Your task is to extract every line from the material below exactly.

----------------

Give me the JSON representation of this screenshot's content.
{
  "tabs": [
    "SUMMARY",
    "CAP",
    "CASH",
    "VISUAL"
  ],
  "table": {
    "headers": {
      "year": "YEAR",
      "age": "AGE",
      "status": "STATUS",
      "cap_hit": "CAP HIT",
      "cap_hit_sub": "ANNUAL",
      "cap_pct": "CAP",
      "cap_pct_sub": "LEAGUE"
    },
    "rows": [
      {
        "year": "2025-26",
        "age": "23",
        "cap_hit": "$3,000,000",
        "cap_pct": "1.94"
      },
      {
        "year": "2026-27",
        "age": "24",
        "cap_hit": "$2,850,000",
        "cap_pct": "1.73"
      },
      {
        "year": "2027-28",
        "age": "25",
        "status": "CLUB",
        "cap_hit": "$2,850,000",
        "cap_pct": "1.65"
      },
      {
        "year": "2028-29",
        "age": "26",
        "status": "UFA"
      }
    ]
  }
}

----------------

→ Response to the exercise:
Give me the JSON representation of this screenshot's content.
{
  "tabs": [
    "SUMMARY",
    "CAP",
    "CASH",
    "VISUAL"
  ],
  "table": {
    "headers": {
      "year": "YEAR",
      "age": "AGE",
      "status": "STATUS",
      "cap_hit": "CAP HIT",
      "cap_hit_sub": "ANNUAL",
      "cap_pct": "CAP",
      "cap_pct_sub": "LEAGUE"
    },
    "rows": [
      {
        "year": "2025-26",
        "age": "23",
        "cap_hit": "$3,000,000",
        "cap_pct": "1.94"
      },
      {
        "year": "2026-27",
        "age": "24",
        "cap_hit": "$2,850,000",
        "cap_pct": "1.73"
      },
      {
        "year": "2027-28",
        "age": "25",
        "status": "CLUB",
        "cap_hit": "$2,850,000",
        "cap_pct": "1.65"
      },
      {
        "year": "2028-29",
        "age": "26",
        "status": "UFA"
      }
    ]
  }
}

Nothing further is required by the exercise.